WORK INSTRUCTIONS
Repeat each entry as written, dropping any picture you find.

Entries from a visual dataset
** Begin **

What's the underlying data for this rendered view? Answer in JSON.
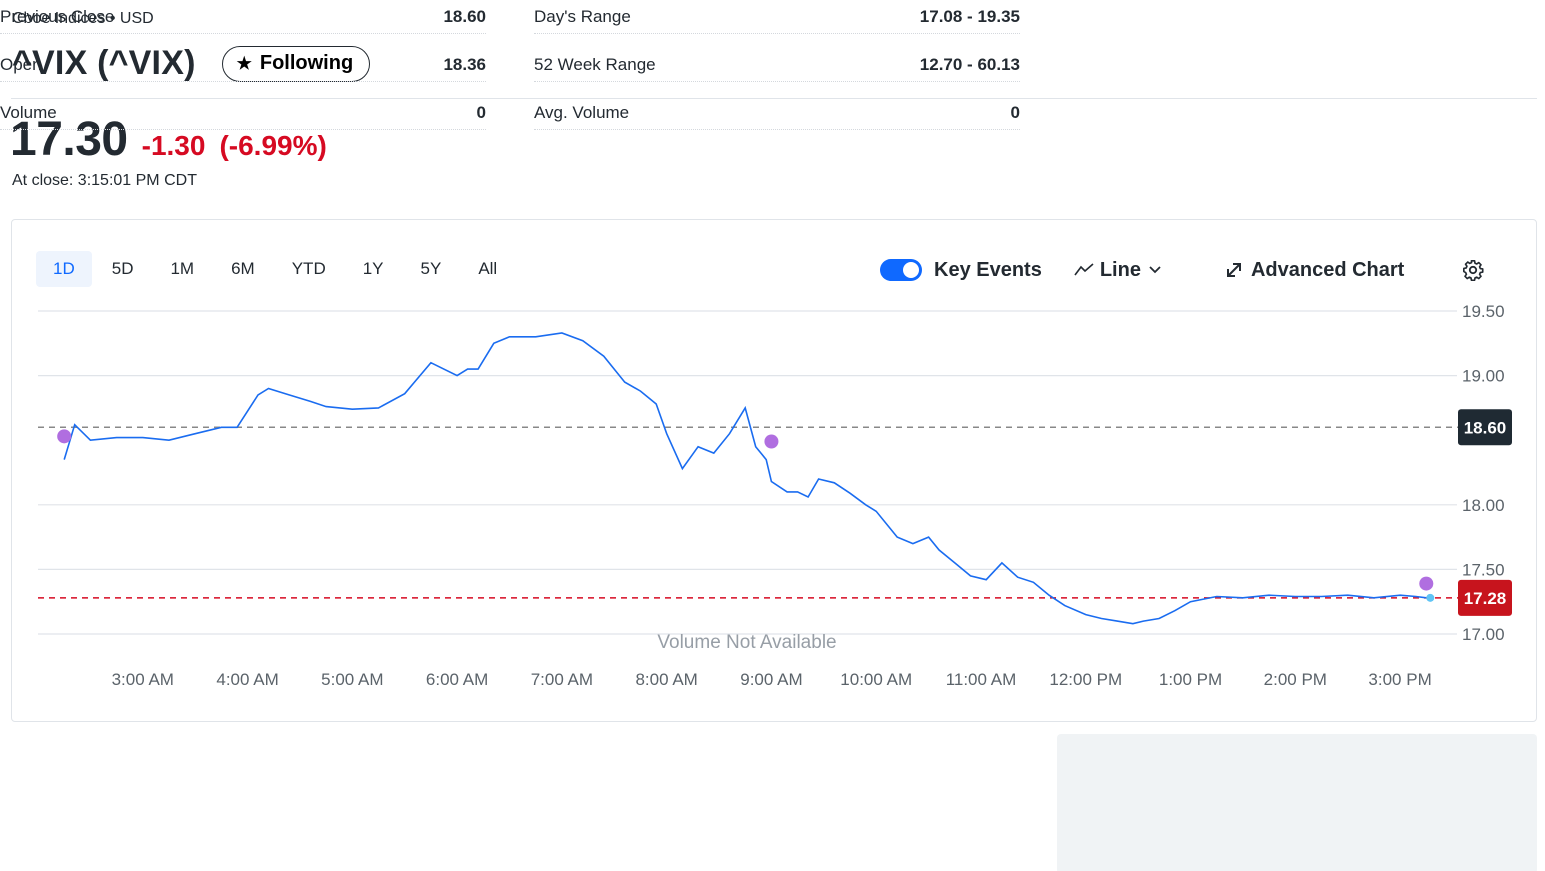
{
  "header": {
    "exchange": "Cboe Indices • USD",
    "title": "^VIX (^VIX)",
    "follow_label": "Following"
  },
  "quote": {
    "price": "17.30",
    "change": "-1.30",
    "change_pct": "(-6.99%)",
    "close_time": "At close: 3:15:01 PM CDT"
  },
  "chart_controls": {
    "ranges": [
      "1D",
      "5D",
      "1M",
      "6M",
      "YTD",
      "1Y",
      "5Y",
      "All"
    ],
    "active_range": "1D",
    "key_events_label": "Key Events",
    "key_events_on": true,
    "chart_type_label": "Line",
    "advanced_label": "Advanced Chart"
  },
  "chart_data": {
    "type": "line",
    "y_ticks": [
      "19.50",
      "19.00",
      "18.00",
      "17.50",
      "17.00"
    ],
    "ylim": [
      16.95,
      19.6
    ],
    "x_ticks": [
      "3:00 AM",
      "4:00 AM",
      "5:00 AM",
      "6:00 AM",
      "7:00 AM",
      "8:00 AM",
      "9:00 AM",
      "10:00 AM",
      "11:00 AM",
      "12:00 PM",
      "1:00 PM",
      "2:00 PM",
      "3:00 PM"
    ],
    "previous_close": 18.6,
    "previous_close_label": "18.60",
    "last_price": 17.28,
    "last_price_label": "17.28",
    "volume_note": "Volume Not Available",
    "series": [
      {
        "time": [
          2.25,
          2.35,
          2.5,
          2.75,
          3.0,
          3.25,
          3.5,
          3.75,
          3.9,
          4.1,
          4.2,
          4.4,
          4.6,
          4.75,
          5.0,
          5.25,
          5.5,
          5.75,
          6.0,
          6.1,
          6.2,
          6.35,
          6.5,
          6.75,
          7.0,
          7.2,
          7.4,
          7.6,
          7.75,
          7.9,
          8.0,
          8.15,
          8.3,
          8.45,
          8.6,
          8.75,
          8.85,
          8.95,
          9.0,
          9.15,
          9.25,
          9.35,
          9.45,
          9.6,
          9.75,
          9.9,
          10.0,
          10.2,
          10.35,
          10.5,
          10.6,
          10.75,
          10.9,
          11.05,
          11.2,
          11.35,
          11.5,
          11.65,
          11.8,
          12.0,
          12.15,
          12.3,
          12.45,
          12.55,
          12.7,
          12.85,
          13.0,
          13.25,
          13.5,
          13.75,
          14.0,
          14.25,
          14.5,
          14.75,
          15.0,
          15.15,
          15.25
        ],
        "values": [
          18.35,
          18.62,
          18.5,
          18.52,
          18.52,
          18.5,
          18.55,
          18.6,
          18.6,
          18.85,
          18.9,
          18.85,
          18.8,
          18.76,
          18.74,
          18.75,
          18.86,
          19.1,
          19.0,
          19.05,
          19.05,
          19.25,
          19.3,
          19.3,
          19.33,
          19.27,
          19.15,
          18.95,
          18.88,
          18.78,
          18.55,
          18.28,
          18.45,
          18.4,
          18.55,
          18.75,
          18.45,
          18.35,
          18.18,
          18.1,
          18.1,
          18.06,
          18.2,
          18.17,
          18.09,
          18.0,
          17.95,
          17.75,
          17.7,
          17.75,
          17.65,
          17.55,
          17.45,
          17.42,
          17.55,
          17.44,
          17.4,
          17.3,
          17.22,
          17.15,
          17.12,
          17.1,
          17.08,
          17.1,
          17.12,
          17.18,
          17.25,
          17.29,
          17.28,
          17.3,
          17.29,
          17.29,
          17.3,
          17.28,
          17.3,
          17.29,
          17.28
        ]
      }
    ],
    "key_events": [
      {
        "time": 2.25,
        "value": 18.53
      },
      {
        "time": 9.0,
        "value": 18.49
      },
      {
        "time": 15.25,
        "value": 17.39
      }
    ],
    "grid": true,
    "colors": {
      "line": "#1a6cf0",
      "prev_close": "#888888",
      "last": "#d60a22",
      "event": "#b06ee0",
      "grid": "#e0e4e9"
    }
  },
  "stats": {
    "left": [
      {
        "label": "Previous Close",
        "value": "18.60"
      },
      {
        "label": "Open",
        "value": "18.36"
      },
      {
        "label": "Volume",
        "value": "0"
      }
    ],
    "right": [
      {
        "label": "Day's Range",
        "value": "17.08 - 19.35"
      },
      {
        "label": "52 Week Range",
        "value": "12.70 - 60.13"
      },
      {
        "label": "Avg. Volume",
        "value": "0"
      }
    ]
  }
}
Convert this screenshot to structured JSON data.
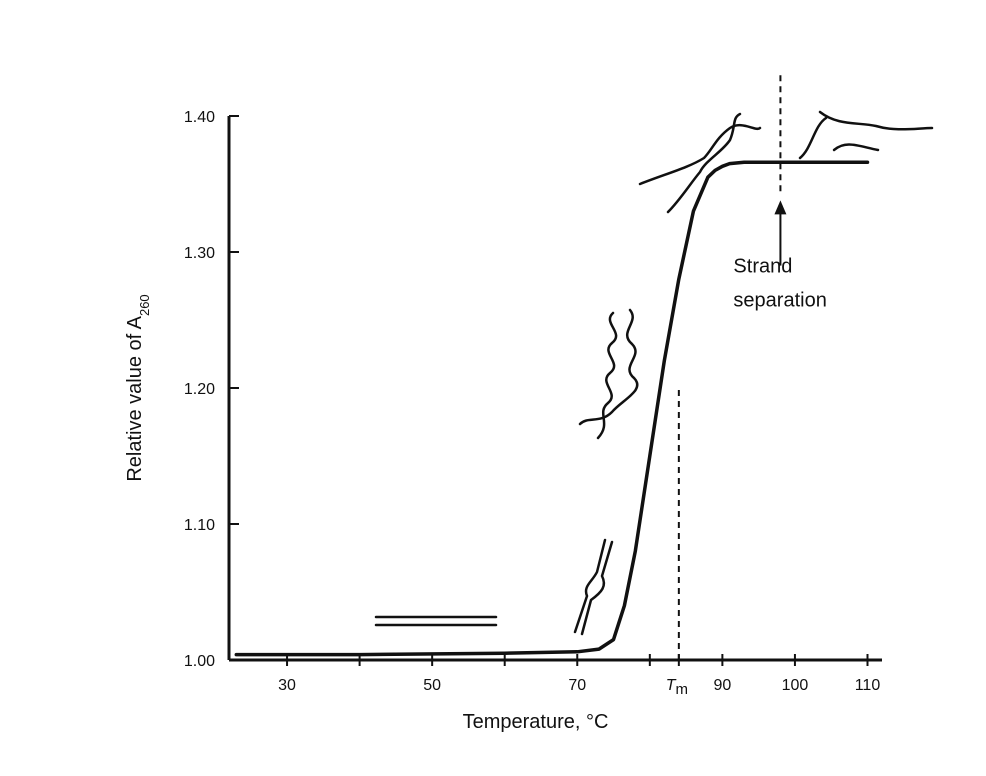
{
  "chart_data": {
    "type": "line",
    "title": "",
    "xlabel": "Temperature, °C",
    "ylabel": "Relative value of A",
    "ylabel_subscript": "260",
    "xlim": [
      22,
      112
    ],
    "ylim": [
      1.0,
      1.4
    ],
    "x_ticks": [
      {
        "value": 30,
        "label": "30"
      },
      {
        "value": 50,
        "label": "50"
      },
      {
        "value": 70,
        "label": "70"
      },
      {
        "value": 90,
        "label": "90"
      },
      {
        "value": 100,
        "label": "100"
      },
      {
        "value": 110,
        "label": "110"
      }
    ],
    "x_minor_ticks": [
      40,
      60,
      80
    ],
    "tm_tick": {
      "value": 84,
      "label": "T",
      "subscript": "m"
    },
    "y_ticks": [
      {
        "value": 1.0,
        "label": "1.00"
      },
      {
        "value": 1.1,
        "label": "1.10"
      },
      {
        "value": 1.2,
        "label": "1.20"
      },
      {
        "value": 1.3,
        "label": "1.30"
      },
      {
        "value": 1.4,
        "label": "1.40"
      }
    ],
    "series": [
      {
        "x": [
          23,
          40,
          60,
          70,
          73,
          75,
          76.5,
          78,
          80,
          82,
          84,
          86,
          88,
          89,
          90,
          91,
          93,
          100,
          110
        ],
        "y": [
          1.004,
          1.004,
          1.005,
          1.006,
          1.008,
          1.015,
          1.04,
          1.08,
          1.15,
          1.22,
          1.28,
          1.33,
          1.355,
          1.36,
          1.363,
          1.365,
          1.366,
          1.366,
          1.366
        ]
      }
    ],
    "tm_line": {
      "x": 84,
      "y_top": 1.2
    },
    "separation_line": {
      "x": 98,
      "y_top": 1.43
    },
    "annotations": [
      {
        "text": "Strand",
        "x": 98,
        "y": 1.285
      },
      {
        "text": "separation",
        "x": 98,
        "y": 1.26
      }
    ],
    "arrow": {
      "x": 98,
      "y_from": 1.29,
      "y_to": 1.335
    },
    "grid": false
  }
}
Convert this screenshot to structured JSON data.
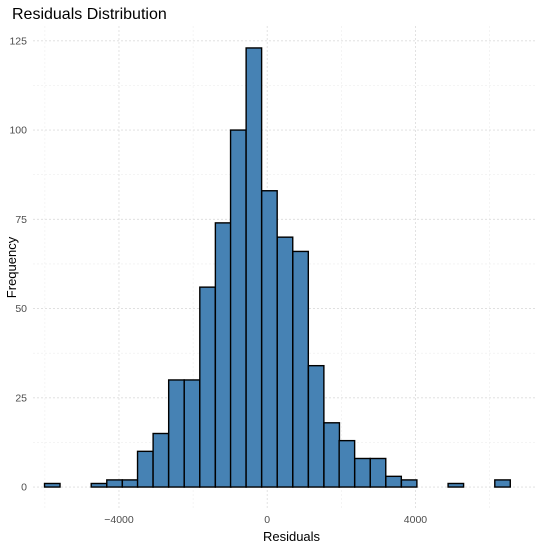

** End **

THE ANSWER
What's the underlying data for this rendered view? Answer in JSON.
{
  "header": {
    "exchange": "Cboe Indices • USD",
    "title": "^VIX (^VIX)",
    "follow_label": "Following"
  },
  "quote": {
    "price": "17.30",
    "change": "-1.30",
    "change_pct": "(-6.99%)",
    "close_time": "At close: 3:15:01 PM CDT"
  },
  "chart_controls": {
    "ranges": [
      "1D",
      "5D",
      "1M",
      "6M",
      "YTD",
      "1Y",
      "5Y",
      "All"
    ],
    "active_range": "1D",
    "key_events_label": "Key Events",
    "key_events_on": true,
    "chart_type_label": "Line",
    "advanced_label": "Advanced Chart"
  },
  "chart_data": {
    "type": "line",
    "y_ticks": [
      "19.50",
      "19.00",
      "18.00",
      "17.50",
      "17.00"
    ],
    "ylim": [
      16.95,
      19.6
    ],
    "x_ticks": [
      "3:00 AM",
      "4:00 AM",
      "5:00 AM",
      "6:00 AM",
      "7:00 AM",
      "8:00 AM",
      "9:00 AM",
      "10:00 AM",
      "11:00 AM",
      "12:00 PM",
      "1:00 PM",
      "2:00 PM",
      "3:00 PM"
    ],
    "previous_close": 18.6,
    "previous_close_label": "18.60",
    "last_price": 17.28,
    "last_price_label": "17.28",
    "volume_note": "Volume Not Available",
    "series": [
      {
        "time": [
          2.25,
          2.35,
          2.5,
          2.75,
          3.0,
          3.25,
          3.5,
          3.75,
          3.9,
          4.1,
          4.2,
          4.4,
          4.6,
          4.75,
          5.0,
          5.25,
          5.5,
          5.75,
          6.0,
          6.1,
          6.2,
          6.35,
          6.5,
          6.75,
          7.0,
          7.2,
          7.4,
          7.6,
          7.75,
          7.9,
          8.0,
          8.15,
          8.3,
          8.45,
          8.6,
          8.75,
          8.85,
          8.95,
          9.0,
          9.15,
          9.25,
          9.35,
          9.45,
          9.6,
          9.75,
          9.9,
          10.0,
          10.2,
          10.35,
          10.5,
          10.6,
          10.75,
          10.9,
          11.05,
          11.2,
          11.35,
          11.5,
          11.65,
          11.8,
          12.0,
          12.15,
          12.3,
          12.45,
          12.55,
          12.7,
          12.85,
          13.0,
          13.25,
          13.5,
          13.75,
          14.0,
          14.25,
          14.5,
          14.75,
          15.0,
          15.15,
          15.25
        ],
        "values": [
          18.35,
          18.62,
          18.5,
          18.52,
          18.52,
          18.5,
          18.55,
          18.6,
          18.6,
          18.85,
          18.9,
          18.85,
          18.8,
          18.76,
          18.74,
          18.75,
          18.86,
          19.1,
          19.0,
          19.05,
          19.05,
          19.25,
          19.3,
          19.3,
          19.33,
          19.27,
          19.15,
          18.95,
          18.88,
          18.78,
          18.55,
          18.28,
          18.45,
          18.4,
          18.55,
          18.75,
          18.45,
          18.35,
          18.18,
          18.1,
          18.1,
          18.06,
          18.2,
          18.17,
          18.09,
          18.0,
          17.95,
          17.75,
          17.7,
          17.75,
          17.65,
          17.55,
          17.45,
          17.42,
          17.55,
          17.44,
          17.4,
          17.3,
          17.22,
          17.15,
          17.12,
          17.1,
          17.08,
          17.1,
          17.12,
          17.18,
          17.25,
          17.29,
          17.28,
          17.3,
          17.29,
          17.29,
          17.3,
          17.28,
          17.3,
          17.29,
          17.28
        ]
      }
    ],
    "key_events": [
      {
        "time": 2.25,
        "value": 18.53
      },
      {
        "time": 9.0,
        "value": 18.49
      },
      {
        "time": 15.25,
        "value": 17.39
      }
    ],
    "grid": true,
    "colors": {
      "line": "#1a6cf0",
      "prev_close": "#888888",
      "last": "#d60a22",
      "event": "#b06ee0",
      "grid": "#e0e4e9"
    }
  },
  "stats": {
    "left": [
      {
        "label": "Previous Close",
        "value": "18.60"
      },
      {
        "label": "Open",
        "value": "18.36"
      },
      {
        "label": "Volume",
        "value": "0"
      }
    ],
    "right": [
      {
        "label": "Day's Range",
        "value": "17.08 - 19.35"
      },
      {
        "label": "52 Week Range",
        "value": "12.70 - 60.13"
      },
      {
        "label": "Avg. Volume",
        "value": "0"
      }
    ]
  }
}
Convert this screenshot to structured JSON data.
{
  "chart_data": {
    "type": "line",
    "title": "",
    "xlabel": "Temperature, °C",
    "ylabel": "Relative value of A",
    "ylabel_subscript": "260",
    "xlim": [
      22,
      112
    ],
    "ylim": [
      1.0,
      1.4
    ],
    "x_ticks": [
      {
        "value": 30,
        "label": "30"
      },
      {
        "value": 50,
        "label": "50"
      },
      {
        "value": 70,
        "label": "70"
      },
      {
        "value": 90,
        "label": "90"
      },
      {
        "value": 100,
        "label": "100"
      },
      {
        "value": 110,
        "label": "110"
      }
    ],
    "x_minor_ticks": [
      40,
      60,
      80
    ],
    "tm_tick": {
      "value": 84,
      "label": "T",
      "subscript": "m"
    },
    "y_ticks": [
      {
        "value": 1.0,
        "label": "1.00"
      },
      {
        "value": 1.1,
        "label": "1.10"
      },
      {
        "value": 1.2,
        "label": "1.20"
      },
      {
        "value": 1.3,
        "label": "1.30"
      },
      {
        "value": 1.4,
        "label": "1.40"
      }
    ],
    "series": [
      {
        "x": [
          23,
          40,
          60,
          70,
          73,
          75,
          76.5,
          78,
          80,
          82,
          84,
          86,
          88,
          89,
          90,
          91,
          93,
          100,
          110
        ],
        "y": [
          1.004,
          1.004,
          1.005,
          1.006,
          1.008,
          1.015,
          1.04,
          1.08,
          1.15,
          1.22,
          1.28,
          1.33,
          1.355,
          1.36,
          1.363,
          1.365,
          1.366,
          1.366,
          1.366
        ]
      }
    ],
    "tm_line": {
      "x": 84,
      "y_top": 1.2
    },
    "separation_line": {
      "x": 98,
      "y_top": 1.43
    },
    "annotations": [
      {
        "text": "Strand",
        "x": 98,
        "y": 1.285
      },
      {
        "text": "separation",
        "x": 98,
        "y": 1.26
      }
    ],
    "arrow": {
      "x": 98,
      "y_from": 1.29,
      "y_to": 1.335
    },
    "grid": false
  }
}
Convert this screenshot to structured JSON data.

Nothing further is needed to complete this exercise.